**YOUR OBJECTIVE**
Quote the following essay on lion-like traits from "I am quite ritualistic" up to and including "with my posse.".

**PASSAGE FOR REVIEW**
──────────────────────────────
There are a variety of ways in which I feel that I am lion-esque:
1. I am inherently feline, prone to meowing, purring, kneading the flesh of others with my paws, biting, licking, hissing, scratching, nuzzling things with my head and face, grooming myself and others with my own saliva, and generally wanting to be petted and adored, all the while asserting my right to be emotionally independent and incurably self-centered.
2. My hair is a very prominent physical characteristic. I'd say it dominates my "look" (and often other peoples faces in photos). People notice my crazy hair all the time, and I'm pretty sure if someone were trying to describe me to someone else, it'd start with, "You know her, she's got like, big, reddish, curly hair..."
I am quite ritualistic and perhaps even superstitious about my "mane" and its powers. It's my secret weapon. I'll wear it down completely for maximum effect, or put it up out of my face or in a hat when I need to conceal it. I started growing my hair after my last major breakup, and I simultaneously figured out how to make it super-curly without looking stupid. The longer I grow it, the better I feel about it. I have perfected my "hair routine" and have it on a schedule which dominates my beauty regimen and my workout schedule. It's quite ridiculous, but everyone's vain about something, I suppose.
3. I can be incredibly lazy and above all seek comfort, pleasure, food, sun, and group harmony.
I adore a luxurious nap in the heat of the afternoon, a good old-fashioned mating session, and a big ass zebra steak for dinner with my posse.
4. I can also have rare moments of pure, unadulterated bloodlust in which I roar loudly to terrify and then go straight for the jugular without realizing my own strength. I don't fight often, but when I do, I will admit, I fight mean. I usually turn back into a sweet little kitten after that and apologize, though.
5. Female lions are the ones who hunt, track, and kill prey for the rest of the pride. I am definitely makin' sure that my community is getting fed, and I generally feel I was put on this earth to "take care" of people and make sure the whole group's needs are provided for.
6. I definitely notice and adhere to dominance hierarchies and role distribution within social groups. There are alphas and betas, hunters, breeders, bullies, caregivers, scouts, etc., and shit gets f'ed up when individuals don't know their appropriate place. I am a loyal, social animal who thinks the rules are (mostly) there to protect us, and I am happiest when operating as part of a cohesive team.
7. Lions are called the "King of the Jungle". Which is funny because I don't think they typically live in jungles. But they certainly are frequently symbolically likened to royalty/leadership/"all-knowing" figures in literature, mythology and Disney movies. I often like to be at least partially in charge and I sometimes get bossy. I was always one of the official or unofficial team leaders on school projects and school teams and clubs, and am most comfortable when co-leading groups with another leader who balances me out. I am often sought for my trivial knowledge, opinions, and psychological counsel (or offer them without being asked). And I certainly consider myself the Queen of my own Personal Universe, which is a lot like a jungle but a bit less sweaty.
8. Lions are total badasses, and can kill pretty much anything they can catch, but they don't really try to abuse their power, other than to get shit done according to nature's will and get enough to get by just like everybody else. They're intimidating and powerful, but also respectable, noble creatures. Me too, at least I strive to be.
──────────────────────────────
Document structure recognition data:
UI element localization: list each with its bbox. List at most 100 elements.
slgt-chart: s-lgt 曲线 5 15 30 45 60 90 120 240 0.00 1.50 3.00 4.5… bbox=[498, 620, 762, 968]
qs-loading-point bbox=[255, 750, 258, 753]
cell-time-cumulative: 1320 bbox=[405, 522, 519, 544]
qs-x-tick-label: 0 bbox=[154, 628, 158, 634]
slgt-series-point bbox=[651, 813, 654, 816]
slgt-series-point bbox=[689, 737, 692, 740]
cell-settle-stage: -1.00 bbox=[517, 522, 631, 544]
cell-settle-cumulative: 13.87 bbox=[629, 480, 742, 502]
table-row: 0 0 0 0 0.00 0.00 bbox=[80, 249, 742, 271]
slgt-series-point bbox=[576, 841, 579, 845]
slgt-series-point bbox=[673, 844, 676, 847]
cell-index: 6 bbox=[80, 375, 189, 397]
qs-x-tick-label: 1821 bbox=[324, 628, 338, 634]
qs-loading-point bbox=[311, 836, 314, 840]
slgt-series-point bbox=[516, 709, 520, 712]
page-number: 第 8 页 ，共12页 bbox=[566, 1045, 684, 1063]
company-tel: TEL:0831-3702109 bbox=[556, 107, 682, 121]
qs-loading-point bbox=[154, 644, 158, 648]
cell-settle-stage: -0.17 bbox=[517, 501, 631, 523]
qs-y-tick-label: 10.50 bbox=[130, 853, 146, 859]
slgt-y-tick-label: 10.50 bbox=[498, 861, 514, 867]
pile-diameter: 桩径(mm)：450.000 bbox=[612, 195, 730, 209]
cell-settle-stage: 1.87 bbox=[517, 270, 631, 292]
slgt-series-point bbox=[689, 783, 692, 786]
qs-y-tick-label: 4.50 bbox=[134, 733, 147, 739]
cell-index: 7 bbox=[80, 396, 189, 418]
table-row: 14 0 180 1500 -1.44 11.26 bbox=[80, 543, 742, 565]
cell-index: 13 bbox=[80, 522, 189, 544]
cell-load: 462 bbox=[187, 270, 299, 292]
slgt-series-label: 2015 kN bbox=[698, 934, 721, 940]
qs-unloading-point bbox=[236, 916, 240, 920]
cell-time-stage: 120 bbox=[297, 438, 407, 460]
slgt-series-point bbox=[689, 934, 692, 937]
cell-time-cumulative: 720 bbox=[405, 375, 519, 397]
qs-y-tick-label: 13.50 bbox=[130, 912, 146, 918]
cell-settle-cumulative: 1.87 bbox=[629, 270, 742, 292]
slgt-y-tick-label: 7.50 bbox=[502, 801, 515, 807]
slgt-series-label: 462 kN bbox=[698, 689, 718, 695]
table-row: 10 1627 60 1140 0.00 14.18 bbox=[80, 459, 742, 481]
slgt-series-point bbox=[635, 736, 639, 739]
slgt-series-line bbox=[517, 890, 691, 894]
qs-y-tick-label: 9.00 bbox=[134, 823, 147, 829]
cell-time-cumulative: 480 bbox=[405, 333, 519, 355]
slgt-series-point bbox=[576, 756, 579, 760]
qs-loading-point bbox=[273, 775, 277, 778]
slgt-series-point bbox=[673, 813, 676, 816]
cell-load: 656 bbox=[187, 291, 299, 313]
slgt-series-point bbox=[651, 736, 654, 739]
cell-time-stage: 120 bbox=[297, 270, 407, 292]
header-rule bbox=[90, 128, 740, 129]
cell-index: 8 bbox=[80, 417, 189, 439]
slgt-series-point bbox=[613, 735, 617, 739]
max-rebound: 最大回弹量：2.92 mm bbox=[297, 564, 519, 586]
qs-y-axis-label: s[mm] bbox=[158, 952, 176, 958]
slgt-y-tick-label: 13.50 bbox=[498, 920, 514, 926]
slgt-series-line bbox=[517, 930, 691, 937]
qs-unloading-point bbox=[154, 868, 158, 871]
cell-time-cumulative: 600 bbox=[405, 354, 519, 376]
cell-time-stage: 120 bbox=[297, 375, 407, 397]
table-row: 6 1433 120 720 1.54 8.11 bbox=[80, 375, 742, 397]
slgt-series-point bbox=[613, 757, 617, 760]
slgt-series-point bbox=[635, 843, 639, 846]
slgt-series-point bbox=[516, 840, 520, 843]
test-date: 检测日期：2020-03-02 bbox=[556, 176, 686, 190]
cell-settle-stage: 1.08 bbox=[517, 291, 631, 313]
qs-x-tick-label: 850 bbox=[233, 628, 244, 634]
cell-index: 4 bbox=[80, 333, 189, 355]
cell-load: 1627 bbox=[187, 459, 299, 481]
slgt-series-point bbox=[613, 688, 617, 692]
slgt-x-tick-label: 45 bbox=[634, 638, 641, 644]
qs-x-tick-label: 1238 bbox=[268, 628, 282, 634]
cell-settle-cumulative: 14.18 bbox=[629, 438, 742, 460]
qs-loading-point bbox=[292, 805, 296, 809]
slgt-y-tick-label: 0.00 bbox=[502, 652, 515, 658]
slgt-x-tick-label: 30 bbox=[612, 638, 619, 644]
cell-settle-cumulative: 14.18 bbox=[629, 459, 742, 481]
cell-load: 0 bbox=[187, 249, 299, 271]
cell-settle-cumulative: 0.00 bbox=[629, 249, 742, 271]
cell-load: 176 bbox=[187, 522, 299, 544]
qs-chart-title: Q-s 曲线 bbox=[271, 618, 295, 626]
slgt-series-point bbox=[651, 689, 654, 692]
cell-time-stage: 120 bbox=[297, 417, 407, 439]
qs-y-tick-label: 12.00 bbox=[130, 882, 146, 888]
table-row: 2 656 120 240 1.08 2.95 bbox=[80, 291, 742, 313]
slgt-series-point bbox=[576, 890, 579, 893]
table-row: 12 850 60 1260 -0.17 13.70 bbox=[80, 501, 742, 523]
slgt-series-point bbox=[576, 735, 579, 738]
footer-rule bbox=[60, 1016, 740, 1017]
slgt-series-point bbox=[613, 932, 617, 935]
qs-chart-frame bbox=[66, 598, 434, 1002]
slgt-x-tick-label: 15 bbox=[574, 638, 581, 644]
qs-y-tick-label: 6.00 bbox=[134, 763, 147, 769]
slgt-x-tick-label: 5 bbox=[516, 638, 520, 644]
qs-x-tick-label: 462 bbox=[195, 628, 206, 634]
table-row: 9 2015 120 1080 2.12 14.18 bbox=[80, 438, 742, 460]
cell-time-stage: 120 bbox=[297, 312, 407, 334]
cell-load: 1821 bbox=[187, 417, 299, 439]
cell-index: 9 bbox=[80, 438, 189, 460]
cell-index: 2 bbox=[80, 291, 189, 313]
──────────────────────────────
**RESULT BELOW**
I am quite ritualistic and perhaps even superstitious about my "mane" and its powers. It's my secret weapon. I'll wear it down completely for maximum effect, or put it up out of my face or in a hat when I need to conceal it. I started growing my hair after my last major breakup, and I simultaneously figured out how to make it super-curly without looking stupid. The longer I grow it, the better I feel about it. I have perfected my "hair routine" and have it on a schedule which dominates my beauty regimen and my workout schedule. It's quite ridiculous, but everyone's vain about something, I suppose.
3. I can be incredibly lazy and above all seek comfort, pleasure, food, sun, and group harmony.
I adore a luxurious nap in the heat of the afternoon, a good old-fashioned mating session, and a big ass zebra steak for dinner with my posse.